** START Data entries **

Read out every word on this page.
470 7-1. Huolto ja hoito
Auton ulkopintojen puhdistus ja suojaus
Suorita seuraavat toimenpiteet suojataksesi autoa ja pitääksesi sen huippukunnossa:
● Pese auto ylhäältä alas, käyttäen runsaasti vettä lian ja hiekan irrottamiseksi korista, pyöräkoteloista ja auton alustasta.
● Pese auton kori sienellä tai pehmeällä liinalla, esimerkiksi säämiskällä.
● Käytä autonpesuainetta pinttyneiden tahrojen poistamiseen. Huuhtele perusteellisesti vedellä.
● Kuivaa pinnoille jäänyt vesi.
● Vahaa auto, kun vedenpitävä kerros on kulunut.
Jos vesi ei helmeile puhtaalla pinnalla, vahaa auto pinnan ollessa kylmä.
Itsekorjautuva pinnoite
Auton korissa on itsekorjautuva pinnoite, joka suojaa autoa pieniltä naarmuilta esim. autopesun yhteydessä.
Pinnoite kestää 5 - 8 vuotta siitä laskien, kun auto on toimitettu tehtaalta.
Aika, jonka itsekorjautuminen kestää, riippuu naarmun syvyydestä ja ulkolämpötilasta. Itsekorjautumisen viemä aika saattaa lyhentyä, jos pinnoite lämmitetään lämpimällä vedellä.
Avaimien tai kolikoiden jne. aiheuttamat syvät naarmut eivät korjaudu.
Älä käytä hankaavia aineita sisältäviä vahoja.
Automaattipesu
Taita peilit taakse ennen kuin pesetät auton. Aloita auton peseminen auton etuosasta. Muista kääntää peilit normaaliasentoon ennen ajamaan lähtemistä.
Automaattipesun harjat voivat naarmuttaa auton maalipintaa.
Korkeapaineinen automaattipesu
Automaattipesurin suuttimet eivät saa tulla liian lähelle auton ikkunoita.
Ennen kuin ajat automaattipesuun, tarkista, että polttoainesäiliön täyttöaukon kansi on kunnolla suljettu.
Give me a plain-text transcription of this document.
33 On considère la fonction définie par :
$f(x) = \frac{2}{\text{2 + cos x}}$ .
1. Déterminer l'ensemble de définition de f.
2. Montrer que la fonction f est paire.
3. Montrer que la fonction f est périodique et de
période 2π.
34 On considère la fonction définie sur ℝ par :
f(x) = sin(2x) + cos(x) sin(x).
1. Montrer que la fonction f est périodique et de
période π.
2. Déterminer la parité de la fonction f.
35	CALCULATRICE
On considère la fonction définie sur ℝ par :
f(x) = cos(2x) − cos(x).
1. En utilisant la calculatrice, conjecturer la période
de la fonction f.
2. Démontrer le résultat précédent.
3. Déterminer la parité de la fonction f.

** END Data entries **

▸ **The request**
Repeat, character for character, the lines from the one that holds "Give me a plain-text" to the final line of the material, inclusive, and no other lines.

▸ **Output below**
Give me a plain-text transcription of this document.
33 On considère la fonction définie par :
$f(x) = \frac{2}{\text{2 + cos x}}$ .
1. Déterminer l'ensemble de définition de f.
2. Montrer que la fonction f est paire.
3. Montrer que la fonction f est périodique et de
période 2π.
34 On considère la fonction définie sur ℝ par :
f(x) = sin(2x) + cos(x) sin(x).
1. Montrer que la fonction f est périodique et de
période π.
2. Déterminer la parité de la fonction f.
35	CALCULATRICE
On considère la fonction définie sur ℝ par :
f(x) = cos(2x) − cos(x).
1. En utilisant la calculatrice, conjecturer la période
de la fonction f.
2. Démontrer le résultat précédent.
3. Déterminer la parité de la fonction f.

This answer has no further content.